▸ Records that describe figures
+-------+

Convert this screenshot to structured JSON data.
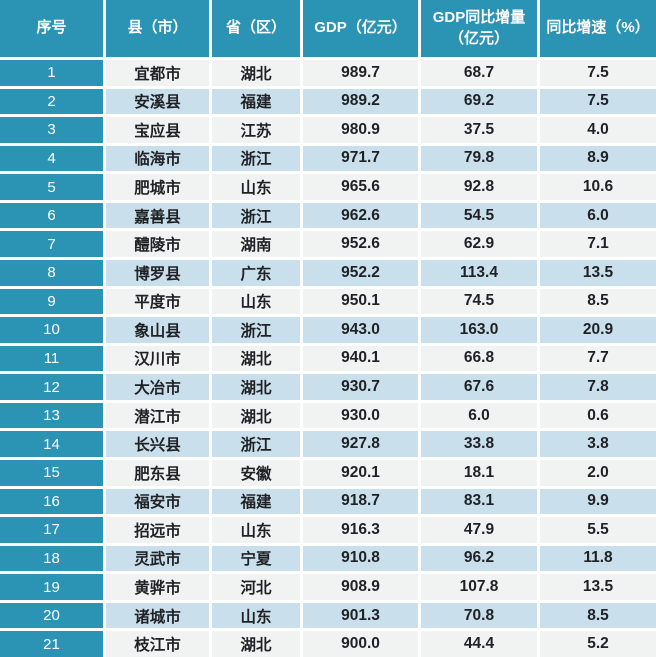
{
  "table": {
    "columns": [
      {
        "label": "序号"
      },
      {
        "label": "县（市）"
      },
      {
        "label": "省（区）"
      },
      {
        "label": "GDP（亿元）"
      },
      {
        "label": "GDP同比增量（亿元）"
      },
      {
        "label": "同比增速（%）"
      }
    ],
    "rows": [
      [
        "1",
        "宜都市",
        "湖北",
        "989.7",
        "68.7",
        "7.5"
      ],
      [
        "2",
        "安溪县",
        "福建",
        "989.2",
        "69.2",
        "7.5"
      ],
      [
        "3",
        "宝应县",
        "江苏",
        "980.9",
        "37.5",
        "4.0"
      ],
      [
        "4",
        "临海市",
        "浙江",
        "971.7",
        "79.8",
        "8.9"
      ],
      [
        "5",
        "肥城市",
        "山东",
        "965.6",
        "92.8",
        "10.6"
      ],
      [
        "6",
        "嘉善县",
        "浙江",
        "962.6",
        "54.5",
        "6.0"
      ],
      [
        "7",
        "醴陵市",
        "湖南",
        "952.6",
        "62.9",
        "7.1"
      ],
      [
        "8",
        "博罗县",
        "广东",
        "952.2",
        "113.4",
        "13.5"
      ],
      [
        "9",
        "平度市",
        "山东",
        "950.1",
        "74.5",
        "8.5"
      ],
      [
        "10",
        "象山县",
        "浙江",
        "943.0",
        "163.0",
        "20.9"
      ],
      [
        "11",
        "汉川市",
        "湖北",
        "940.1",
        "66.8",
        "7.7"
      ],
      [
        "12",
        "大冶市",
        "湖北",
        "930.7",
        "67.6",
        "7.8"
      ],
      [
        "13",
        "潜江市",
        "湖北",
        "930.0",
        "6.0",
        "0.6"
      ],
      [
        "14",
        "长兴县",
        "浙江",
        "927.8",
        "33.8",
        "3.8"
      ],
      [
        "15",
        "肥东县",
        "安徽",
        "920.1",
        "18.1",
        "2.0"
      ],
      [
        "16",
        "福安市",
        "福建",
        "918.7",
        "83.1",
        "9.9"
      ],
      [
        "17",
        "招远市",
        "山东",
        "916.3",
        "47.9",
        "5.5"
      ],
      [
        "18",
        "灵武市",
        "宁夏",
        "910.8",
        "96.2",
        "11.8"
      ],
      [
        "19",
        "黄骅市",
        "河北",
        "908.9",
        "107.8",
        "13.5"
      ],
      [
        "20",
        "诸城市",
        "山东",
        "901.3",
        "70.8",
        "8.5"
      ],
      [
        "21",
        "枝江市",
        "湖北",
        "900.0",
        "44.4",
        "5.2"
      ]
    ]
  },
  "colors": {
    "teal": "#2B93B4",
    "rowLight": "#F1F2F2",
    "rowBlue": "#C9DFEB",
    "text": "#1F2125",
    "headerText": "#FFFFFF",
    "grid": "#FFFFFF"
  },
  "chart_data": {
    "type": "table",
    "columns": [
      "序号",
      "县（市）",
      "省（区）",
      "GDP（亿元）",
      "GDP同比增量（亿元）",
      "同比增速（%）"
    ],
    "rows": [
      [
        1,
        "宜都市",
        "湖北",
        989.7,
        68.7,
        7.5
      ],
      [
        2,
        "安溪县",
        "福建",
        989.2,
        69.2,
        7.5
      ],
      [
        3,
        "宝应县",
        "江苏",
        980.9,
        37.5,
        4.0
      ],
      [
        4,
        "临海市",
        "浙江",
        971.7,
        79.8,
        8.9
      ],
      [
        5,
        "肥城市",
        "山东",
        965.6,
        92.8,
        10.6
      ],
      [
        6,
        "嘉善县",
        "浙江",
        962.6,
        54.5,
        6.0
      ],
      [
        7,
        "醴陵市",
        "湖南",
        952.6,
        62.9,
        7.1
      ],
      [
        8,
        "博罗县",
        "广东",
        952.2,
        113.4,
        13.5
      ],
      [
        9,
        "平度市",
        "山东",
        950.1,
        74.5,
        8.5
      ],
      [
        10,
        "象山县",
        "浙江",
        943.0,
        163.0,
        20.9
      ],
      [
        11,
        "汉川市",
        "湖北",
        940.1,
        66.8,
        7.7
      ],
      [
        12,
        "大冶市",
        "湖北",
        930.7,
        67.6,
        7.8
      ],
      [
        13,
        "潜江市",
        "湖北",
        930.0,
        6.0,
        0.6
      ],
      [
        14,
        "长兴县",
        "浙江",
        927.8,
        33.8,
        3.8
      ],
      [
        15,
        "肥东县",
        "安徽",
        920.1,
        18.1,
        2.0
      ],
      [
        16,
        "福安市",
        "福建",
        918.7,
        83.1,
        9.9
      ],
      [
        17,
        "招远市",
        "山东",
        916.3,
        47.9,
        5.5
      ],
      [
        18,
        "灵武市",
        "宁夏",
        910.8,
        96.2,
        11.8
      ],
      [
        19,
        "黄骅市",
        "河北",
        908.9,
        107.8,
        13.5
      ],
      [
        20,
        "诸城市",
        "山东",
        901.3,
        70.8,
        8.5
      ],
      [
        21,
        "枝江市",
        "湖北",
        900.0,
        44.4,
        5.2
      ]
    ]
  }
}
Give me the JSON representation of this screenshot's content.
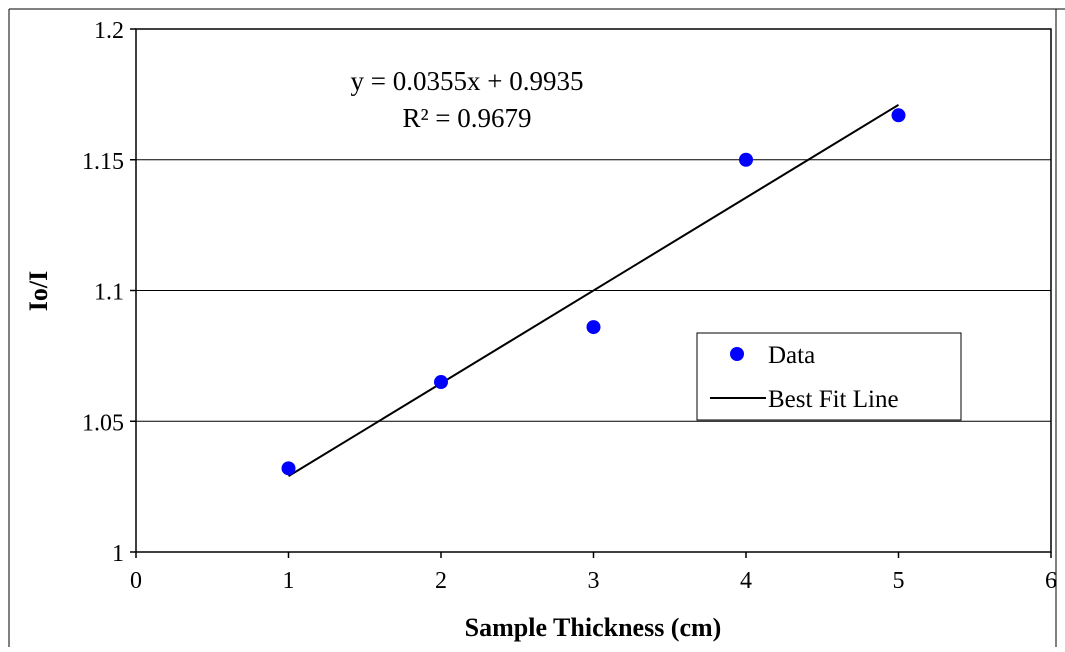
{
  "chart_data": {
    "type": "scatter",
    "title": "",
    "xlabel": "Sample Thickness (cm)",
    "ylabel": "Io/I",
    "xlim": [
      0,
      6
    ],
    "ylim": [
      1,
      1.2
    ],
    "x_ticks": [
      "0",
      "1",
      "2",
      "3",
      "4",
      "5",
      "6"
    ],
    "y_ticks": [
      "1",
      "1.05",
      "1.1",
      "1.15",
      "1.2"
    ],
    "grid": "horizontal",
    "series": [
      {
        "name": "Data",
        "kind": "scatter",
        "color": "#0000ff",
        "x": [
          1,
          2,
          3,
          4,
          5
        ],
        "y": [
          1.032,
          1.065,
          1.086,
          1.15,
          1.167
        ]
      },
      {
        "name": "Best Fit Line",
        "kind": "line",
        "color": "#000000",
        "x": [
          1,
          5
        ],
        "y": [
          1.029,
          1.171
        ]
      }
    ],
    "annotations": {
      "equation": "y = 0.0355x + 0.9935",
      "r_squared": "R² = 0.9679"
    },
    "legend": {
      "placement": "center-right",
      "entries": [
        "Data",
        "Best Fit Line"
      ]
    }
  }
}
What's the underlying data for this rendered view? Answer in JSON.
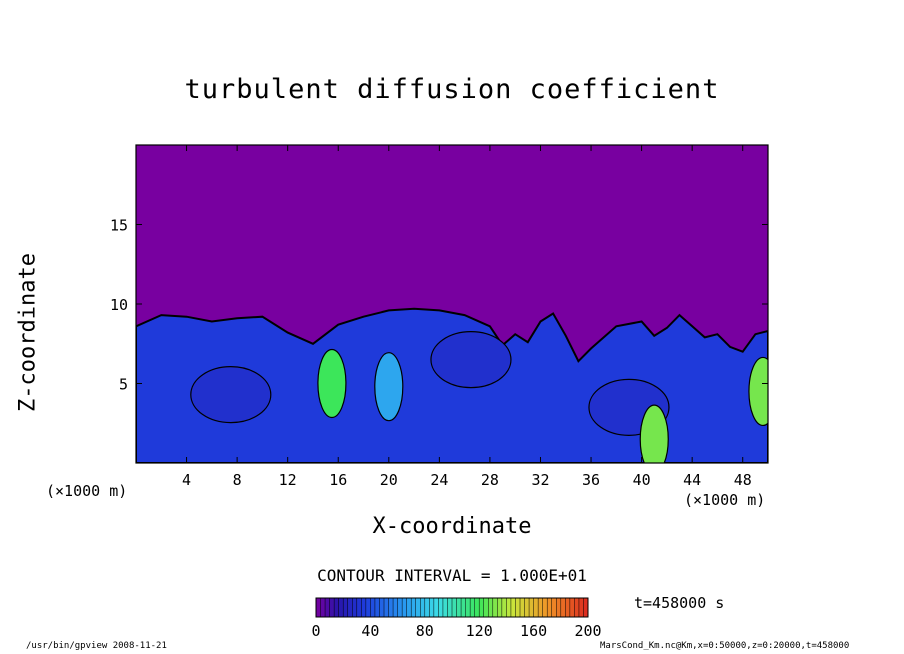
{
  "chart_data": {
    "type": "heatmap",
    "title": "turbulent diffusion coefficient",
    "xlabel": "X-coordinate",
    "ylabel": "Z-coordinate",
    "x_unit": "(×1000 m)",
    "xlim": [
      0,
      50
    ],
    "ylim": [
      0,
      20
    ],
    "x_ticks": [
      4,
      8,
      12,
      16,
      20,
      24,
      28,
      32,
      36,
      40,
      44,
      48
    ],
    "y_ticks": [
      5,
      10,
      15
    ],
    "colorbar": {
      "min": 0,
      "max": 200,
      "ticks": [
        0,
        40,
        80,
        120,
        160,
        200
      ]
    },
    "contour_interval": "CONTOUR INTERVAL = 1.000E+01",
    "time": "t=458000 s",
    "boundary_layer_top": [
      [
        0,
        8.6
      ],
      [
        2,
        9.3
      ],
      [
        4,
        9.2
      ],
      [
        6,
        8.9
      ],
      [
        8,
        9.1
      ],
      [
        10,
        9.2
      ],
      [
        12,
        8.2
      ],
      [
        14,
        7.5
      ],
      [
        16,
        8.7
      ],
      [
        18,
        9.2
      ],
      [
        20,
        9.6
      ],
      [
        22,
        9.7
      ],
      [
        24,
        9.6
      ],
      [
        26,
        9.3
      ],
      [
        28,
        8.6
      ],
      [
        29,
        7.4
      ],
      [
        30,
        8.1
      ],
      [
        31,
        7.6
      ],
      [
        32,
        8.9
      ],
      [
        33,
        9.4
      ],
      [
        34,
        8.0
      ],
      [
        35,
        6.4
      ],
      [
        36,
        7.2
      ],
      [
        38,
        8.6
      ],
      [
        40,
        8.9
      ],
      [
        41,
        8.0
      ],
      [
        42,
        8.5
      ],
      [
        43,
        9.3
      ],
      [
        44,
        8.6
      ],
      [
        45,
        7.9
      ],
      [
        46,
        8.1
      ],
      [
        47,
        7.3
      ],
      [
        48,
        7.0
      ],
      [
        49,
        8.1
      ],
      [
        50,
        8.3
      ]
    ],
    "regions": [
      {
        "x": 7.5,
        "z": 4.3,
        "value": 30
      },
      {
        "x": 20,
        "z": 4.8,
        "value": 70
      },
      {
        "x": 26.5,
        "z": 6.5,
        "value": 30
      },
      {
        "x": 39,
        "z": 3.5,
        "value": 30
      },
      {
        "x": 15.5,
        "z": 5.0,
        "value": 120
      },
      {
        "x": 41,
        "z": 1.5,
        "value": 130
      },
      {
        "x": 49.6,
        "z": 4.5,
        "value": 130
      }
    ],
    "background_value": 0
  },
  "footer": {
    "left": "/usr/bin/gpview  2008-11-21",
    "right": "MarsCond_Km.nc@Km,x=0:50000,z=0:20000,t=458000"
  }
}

+-------+

▸ Problem statement
Read the lines above. Gather those in which the string "JSON" is found.

▸ Task answer
Convert this screenshot to structured JSON data.
Give me the JSON representation of this screenshot's content.
What's the underlying data for this rendered view? Answer in JSON.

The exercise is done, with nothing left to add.